■ **Exercise**
Take every line where the string "электроплитами" appears and copy it.
□ □ □ □
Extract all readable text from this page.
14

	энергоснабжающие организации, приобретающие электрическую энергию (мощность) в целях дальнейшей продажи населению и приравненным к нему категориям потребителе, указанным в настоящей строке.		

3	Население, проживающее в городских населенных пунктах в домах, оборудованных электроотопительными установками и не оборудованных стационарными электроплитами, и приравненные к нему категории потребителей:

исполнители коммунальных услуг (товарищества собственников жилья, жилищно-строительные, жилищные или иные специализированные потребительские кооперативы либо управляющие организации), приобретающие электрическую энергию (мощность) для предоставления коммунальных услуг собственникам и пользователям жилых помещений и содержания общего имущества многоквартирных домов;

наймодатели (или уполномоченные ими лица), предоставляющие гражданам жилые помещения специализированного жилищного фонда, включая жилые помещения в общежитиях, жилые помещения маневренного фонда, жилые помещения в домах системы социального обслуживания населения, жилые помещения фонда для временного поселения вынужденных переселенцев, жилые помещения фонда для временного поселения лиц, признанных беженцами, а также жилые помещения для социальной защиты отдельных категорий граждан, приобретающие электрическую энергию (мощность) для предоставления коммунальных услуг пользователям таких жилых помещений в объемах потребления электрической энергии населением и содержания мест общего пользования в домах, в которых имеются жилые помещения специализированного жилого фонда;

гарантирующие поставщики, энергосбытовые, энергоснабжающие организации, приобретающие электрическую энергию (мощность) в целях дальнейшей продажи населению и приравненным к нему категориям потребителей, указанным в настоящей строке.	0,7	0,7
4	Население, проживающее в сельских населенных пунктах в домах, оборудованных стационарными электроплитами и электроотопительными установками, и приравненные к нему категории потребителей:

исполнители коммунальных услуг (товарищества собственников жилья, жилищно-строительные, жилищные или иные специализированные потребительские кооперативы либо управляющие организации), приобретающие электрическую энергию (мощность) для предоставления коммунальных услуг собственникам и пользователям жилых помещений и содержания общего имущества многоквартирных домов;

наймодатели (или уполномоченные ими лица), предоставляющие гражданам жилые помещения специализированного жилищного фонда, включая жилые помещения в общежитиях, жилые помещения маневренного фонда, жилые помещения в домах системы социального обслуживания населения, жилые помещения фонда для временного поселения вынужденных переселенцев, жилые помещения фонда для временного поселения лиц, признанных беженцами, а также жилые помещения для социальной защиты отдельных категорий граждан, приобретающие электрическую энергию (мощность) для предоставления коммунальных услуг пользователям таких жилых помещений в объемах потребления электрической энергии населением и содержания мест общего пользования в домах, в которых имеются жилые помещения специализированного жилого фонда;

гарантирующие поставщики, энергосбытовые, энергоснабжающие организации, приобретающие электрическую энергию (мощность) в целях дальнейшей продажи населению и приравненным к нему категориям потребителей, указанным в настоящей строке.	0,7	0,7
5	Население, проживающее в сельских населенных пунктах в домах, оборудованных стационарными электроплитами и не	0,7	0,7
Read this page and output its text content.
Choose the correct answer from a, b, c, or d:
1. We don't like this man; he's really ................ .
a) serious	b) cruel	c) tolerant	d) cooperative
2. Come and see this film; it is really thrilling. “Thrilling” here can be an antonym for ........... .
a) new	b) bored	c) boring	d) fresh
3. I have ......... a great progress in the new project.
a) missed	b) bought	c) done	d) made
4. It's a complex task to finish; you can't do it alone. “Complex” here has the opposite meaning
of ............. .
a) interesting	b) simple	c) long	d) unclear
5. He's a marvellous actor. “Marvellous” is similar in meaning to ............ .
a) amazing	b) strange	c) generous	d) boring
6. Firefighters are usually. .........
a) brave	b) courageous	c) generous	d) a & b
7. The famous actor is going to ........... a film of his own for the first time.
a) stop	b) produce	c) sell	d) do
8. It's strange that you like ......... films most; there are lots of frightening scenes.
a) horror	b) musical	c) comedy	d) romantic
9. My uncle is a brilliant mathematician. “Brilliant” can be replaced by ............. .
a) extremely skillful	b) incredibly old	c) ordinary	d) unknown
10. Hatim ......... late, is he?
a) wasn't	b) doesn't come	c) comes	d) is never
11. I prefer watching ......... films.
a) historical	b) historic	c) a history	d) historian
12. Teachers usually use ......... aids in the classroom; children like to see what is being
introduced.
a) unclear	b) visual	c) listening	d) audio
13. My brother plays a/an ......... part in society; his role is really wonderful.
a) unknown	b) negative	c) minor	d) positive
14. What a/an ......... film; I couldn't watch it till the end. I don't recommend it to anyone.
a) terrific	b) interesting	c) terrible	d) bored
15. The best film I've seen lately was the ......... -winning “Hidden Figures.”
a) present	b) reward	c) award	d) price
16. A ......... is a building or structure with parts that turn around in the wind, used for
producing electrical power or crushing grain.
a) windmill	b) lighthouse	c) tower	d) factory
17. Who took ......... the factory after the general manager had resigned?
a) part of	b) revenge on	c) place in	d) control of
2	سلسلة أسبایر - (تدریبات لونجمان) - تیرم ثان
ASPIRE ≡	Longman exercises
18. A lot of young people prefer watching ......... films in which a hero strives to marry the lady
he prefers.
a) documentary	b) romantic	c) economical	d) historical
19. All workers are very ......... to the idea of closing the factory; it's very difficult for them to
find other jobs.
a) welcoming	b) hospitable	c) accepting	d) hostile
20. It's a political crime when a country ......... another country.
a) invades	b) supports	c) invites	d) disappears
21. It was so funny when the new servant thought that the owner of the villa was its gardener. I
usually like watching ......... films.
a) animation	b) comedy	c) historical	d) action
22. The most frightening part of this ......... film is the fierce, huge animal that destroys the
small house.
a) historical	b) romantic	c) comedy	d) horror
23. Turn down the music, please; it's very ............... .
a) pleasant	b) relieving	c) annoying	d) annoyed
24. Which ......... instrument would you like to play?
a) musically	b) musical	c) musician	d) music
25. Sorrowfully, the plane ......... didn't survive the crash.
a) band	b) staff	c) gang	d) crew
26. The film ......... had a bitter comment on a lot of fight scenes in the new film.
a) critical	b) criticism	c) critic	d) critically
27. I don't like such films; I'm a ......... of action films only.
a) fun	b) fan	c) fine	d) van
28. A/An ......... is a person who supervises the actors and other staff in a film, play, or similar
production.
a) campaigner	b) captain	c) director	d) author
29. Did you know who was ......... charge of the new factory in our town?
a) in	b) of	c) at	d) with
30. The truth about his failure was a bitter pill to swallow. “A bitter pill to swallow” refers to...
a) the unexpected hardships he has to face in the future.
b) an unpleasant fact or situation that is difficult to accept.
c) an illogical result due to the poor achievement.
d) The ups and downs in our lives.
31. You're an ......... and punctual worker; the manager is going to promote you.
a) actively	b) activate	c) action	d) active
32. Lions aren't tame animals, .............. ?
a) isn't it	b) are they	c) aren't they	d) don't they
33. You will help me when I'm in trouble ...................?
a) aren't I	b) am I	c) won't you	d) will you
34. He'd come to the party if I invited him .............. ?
□ □ □ □
■ **Solution to this problem**
3	Население, проживающее в городских населенных пунктах в домах, оборудованных электроотопительными установками и не оборудованных стационарными электроплитами, и приравненные к нему категории потребителей:
4	Население, проживающее в сельских населенных пунктах в домах, оборудованных стационарными электроплитами и электроотопительными установками, и приравненные к нему категории потребителей:
5	Население, проживающее в сельских населенных пунктах в домах, оборудованных стационарными электроплитами и не	0,7	0,7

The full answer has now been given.